=== REQUIRED ACTION ===
Return a copy of each line in the listing that includes the word "response".

=== EXERCISE MATERIAL ===
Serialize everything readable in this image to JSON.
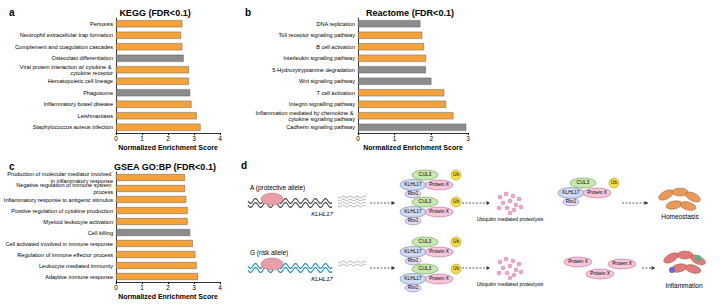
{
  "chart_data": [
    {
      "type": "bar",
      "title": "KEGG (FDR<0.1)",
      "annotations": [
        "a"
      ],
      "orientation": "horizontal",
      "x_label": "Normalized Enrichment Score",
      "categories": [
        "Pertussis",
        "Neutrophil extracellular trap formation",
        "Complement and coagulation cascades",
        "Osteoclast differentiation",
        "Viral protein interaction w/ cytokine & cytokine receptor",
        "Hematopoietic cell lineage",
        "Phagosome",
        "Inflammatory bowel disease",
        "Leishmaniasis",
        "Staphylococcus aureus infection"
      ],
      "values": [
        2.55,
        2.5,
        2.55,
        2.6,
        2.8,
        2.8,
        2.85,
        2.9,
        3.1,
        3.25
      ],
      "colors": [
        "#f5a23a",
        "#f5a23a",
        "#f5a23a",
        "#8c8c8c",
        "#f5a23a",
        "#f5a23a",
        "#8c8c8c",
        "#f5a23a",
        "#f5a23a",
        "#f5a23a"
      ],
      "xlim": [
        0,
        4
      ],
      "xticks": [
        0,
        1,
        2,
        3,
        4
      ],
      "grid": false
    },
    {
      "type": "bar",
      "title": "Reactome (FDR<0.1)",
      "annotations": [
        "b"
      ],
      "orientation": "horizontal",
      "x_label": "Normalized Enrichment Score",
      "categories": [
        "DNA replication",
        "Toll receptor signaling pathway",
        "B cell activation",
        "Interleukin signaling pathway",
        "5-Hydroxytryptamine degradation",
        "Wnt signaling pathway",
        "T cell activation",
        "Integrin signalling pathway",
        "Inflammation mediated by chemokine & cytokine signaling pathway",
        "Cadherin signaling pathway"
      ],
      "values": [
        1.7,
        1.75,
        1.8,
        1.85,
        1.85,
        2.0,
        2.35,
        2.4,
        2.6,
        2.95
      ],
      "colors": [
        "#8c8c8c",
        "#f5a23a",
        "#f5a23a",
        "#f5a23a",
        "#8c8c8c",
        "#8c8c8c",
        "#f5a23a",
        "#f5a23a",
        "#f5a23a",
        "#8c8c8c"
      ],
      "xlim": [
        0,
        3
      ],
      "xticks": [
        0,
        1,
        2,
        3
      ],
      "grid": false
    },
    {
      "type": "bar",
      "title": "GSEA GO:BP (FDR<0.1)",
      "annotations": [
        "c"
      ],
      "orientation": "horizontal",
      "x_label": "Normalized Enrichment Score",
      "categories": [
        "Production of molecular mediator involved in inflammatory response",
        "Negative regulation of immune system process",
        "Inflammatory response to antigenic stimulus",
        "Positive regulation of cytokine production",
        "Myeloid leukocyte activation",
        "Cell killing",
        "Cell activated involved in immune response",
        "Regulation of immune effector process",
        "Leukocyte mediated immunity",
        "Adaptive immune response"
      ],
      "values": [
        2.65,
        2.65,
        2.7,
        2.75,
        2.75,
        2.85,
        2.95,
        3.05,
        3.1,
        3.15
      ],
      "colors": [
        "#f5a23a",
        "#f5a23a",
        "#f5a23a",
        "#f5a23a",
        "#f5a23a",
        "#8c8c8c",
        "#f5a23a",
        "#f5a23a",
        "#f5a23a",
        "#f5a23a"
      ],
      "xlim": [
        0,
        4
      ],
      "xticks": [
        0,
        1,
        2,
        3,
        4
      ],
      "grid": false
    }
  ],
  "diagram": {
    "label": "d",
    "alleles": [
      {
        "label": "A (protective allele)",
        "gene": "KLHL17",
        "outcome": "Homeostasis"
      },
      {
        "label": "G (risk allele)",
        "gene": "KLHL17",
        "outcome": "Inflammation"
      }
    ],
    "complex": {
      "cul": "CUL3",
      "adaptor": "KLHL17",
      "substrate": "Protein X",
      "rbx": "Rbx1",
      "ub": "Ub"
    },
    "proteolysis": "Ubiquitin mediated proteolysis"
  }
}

=== EXERCISE ANSWER ===
        "Production of molecular mediator involved in inflammatory response",
        "Inflammatory response to antigenic stimulus",
        "Cell activated involved in immune response",
        "Adaptive immune response"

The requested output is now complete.